Task statement:
Find and copy lines holding "plain".

## start Material provided

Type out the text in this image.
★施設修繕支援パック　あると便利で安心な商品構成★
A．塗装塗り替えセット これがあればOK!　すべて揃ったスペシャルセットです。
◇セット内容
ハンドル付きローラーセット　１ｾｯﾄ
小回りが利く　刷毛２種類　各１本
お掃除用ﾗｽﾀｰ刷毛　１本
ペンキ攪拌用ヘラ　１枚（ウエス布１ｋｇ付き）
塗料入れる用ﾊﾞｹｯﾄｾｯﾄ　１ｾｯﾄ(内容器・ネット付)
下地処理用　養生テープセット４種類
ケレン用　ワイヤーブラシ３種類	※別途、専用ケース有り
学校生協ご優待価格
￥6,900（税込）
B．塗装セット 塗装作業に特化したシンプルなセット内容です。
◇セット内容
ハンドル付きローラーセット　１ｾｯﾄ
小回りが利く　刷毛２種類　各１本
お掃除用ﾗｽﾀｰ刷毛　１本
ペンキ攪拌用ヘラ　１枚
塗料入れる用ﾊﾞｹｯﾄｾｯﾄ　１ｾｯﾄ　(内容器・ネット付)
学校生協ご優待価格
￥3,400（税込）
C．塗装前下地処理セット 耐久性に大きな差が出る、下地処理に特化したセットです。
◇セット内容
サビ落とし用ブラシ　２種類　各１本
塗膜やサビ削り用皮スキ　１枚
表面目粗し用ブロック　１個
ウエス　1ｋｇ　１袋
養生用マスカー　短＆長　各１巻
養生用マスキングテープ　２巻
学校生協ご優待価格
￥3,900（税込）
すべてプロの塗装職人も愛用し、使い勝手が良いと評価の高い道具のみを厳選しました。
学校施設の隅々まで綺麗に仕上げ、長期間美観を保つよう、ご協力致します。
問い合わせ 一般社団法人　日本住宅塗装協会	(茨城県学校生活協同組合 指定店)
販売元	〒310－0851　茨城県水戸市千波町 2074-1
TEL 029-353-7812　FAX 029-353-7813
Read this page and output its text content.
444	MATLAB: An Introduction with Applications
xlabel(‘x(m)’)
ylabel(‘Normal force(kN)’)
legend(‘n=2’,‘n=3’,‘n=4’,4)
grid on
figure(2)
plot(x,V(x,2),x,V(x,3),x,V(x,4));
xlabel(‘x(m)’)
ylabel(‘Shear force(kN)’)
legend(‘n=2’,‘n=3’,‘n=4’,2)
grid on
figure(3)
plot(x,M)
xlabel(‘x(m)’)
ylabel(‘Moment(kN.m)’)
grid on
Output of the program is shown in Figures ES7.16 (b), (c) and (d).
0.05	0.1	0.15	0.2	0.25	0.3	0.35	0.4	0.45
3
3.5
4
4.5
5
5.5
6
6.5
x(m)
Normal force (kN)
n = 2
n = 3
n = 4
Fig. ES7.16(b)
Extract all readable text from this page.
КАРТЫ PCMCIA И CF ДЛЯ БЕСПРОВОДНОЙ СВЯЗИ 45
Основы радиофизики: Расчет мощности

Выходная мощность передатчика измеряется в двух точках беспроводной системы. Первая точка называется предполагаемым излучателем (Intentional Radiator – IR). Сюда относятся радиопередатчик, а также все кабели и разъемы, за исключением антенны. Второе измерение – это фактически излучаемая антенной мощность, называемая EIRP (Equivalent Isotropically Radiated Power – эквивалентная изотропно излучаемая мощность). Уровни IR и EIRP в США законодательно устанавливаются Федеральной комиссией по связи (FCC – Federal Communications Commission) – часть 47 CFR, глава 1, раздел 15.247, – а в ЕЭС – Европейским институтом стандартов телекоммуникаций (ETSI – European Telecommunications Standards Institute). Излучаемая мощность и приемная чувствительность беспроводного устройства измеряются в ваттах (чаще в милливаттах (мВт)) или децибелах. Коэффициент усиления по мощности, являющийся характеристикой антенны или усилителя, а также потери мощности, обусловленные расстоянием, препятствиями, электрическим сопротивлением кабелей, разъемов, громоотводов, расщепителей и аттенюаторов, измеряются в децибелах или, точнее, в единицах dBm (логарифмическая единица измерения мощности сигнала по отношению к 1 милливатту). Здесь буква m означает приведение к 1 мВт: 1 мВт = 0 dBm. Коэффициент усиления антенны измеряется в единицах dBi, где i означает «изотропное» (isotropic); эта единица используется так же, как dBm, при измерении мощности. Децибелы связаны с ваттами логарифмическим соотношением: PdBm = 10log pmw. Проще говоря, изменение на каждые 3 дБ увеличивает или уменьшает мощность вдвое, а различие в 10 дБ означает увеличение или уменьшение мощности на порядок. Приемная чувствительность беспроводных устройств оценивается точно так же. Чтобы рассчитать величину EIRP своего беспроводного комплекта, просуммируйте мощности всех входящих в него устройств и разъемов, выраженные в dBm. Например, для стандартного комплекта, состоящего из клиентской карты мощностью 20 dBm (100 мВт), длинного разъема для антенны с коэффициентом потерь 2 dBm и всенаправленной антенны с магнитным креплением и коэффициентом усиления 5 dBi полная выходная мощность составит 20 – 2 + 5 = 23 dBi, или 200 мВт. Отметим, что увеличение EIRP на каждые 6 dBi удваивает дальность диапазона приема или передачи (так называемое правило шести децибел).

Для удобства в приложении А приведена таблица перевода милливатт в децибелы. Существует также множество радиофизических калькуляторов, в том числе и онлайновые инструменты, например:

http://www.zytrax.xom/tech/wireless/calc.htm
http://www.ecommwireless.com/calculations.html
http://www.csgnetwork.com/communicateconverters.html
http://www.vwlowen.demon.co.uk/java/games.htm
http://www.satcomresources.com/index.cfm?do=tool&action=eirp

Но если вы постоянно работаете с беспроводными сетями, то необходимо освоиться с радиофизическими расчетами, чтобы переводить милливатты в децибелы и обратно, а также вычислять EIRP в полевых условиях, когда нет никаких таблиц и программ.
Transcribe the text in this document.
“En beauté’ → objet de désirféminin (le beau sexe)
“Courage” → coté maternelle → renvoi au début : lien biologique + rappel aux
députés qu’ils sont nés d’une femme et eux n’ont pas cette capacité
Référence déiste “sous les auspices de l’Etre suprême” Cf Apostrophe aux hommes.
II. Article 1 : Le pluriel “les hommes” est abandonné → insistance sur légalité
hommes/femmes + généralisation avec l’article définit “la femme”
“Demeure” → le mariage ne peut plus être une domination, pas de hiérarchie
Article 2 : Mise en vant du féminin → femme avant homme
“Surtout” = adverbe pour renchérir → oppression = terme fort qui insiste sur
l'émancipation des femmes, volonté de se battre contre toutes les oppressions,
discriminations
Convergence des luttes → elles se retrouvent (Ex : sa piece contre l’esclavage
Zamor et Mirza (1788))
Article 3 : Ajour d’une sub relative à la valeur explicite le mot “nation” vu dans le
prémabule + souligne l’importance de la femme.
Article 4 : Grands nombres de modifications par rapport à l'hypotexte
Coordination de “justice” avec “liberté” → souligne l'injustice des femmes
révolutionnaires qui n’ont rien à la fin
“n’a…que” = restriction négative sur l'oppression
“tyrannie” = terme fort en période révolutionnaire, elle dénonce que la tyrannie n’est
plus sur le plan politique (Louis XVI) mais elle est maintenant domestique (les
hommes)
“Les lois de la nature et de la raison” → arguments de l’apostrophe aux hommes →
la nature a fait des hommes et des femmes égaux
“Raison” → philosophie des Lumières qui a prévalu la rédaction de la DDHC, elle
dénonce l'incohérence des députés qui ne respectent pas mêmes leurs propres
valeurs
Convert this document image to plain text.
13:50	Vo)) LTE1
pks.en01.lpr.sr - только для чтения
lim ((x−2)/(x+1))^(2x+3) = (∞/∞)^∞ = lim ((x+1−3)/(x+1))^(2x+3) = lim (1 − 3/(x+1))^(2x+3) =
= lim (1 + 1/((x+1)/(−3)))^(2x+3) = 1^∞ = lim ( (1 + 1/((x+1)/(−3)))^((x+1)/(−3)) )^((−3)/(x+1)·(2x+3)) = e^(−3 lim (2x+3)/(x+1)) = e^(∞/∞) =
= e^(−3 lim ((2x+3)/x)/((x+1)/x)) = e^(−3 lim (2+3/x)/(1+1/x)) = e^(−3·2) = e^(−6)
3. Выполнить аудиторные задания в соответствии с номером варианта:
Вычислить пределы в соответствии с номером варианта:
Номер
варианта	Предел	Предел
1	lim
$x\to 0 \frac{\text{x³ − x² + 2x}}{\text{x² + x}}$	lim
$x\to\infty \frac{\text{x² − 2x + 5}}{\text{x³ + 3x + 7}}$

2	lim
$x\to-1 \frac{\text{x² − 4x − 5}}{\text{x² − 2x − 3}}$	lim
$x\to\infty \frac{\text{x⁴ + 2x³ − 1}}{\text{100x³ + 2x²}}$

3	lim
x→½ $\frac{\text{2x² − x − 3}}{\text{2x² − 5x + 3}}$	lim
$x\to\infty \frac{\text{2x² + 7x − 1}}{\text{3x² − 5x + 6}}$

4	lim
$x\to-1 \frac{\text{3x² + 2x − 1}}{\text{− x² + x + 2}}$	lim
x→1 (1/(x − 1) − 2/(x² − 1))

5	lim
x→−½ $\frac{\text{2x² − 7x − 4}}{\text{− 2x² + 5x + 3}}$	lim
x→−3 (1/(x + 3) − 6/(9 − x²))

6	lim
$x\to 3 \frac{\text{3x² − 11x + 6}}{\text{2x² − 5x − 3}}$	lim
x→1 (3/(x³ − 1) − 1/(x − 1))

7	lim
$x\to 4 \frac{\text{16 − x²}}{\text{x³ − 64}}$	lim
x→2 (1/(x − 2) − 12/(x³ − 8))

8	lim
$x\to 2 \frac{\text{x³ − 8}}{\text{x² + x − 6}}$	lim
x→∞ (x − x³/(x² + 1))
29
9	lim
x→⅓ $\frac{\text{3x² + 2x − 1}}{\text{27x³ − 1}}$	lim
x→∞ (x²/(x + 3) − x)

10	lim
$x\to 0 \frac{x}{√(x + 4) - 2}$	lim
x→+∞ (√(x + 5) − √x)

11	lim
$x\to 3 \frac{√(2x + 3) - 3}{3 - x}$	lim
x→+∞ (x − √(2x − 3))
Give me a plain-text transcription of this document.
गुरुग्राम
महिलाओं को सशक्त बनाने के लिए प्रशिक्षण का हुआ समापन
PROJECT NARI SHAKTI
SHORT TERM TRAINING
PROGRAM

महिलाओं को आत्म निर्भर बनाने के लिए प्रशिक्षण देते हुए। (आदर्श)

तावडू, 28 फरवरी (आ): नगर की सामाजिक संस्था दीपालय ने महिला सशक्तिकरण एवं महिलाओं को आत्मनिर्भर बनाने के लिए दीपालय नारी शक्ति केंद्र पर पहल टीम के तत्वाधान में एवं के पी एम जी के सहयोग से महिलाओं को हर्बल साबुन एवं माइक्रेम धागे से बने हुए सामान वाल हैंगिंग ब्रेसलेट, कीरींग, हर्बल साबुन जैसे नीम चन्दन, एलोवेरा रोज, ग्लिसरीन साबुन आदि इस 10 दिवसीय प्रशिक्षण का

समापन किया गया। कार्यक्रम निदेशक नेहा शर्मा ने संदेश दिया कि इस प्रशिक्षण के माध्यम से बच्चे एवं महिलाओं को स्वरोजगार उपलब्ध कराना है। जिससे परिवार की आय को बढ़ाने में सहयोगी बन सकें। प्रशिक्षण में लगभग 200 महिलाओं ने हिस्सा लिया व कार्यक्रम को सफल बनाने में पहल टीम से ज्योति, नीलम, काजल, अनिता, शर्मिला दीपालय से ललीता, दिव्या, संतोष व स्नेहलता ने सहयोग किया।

## end Material provided

Answer to the problem:
Convert this document image to plain text.
Give me a plain-text transcription of this document.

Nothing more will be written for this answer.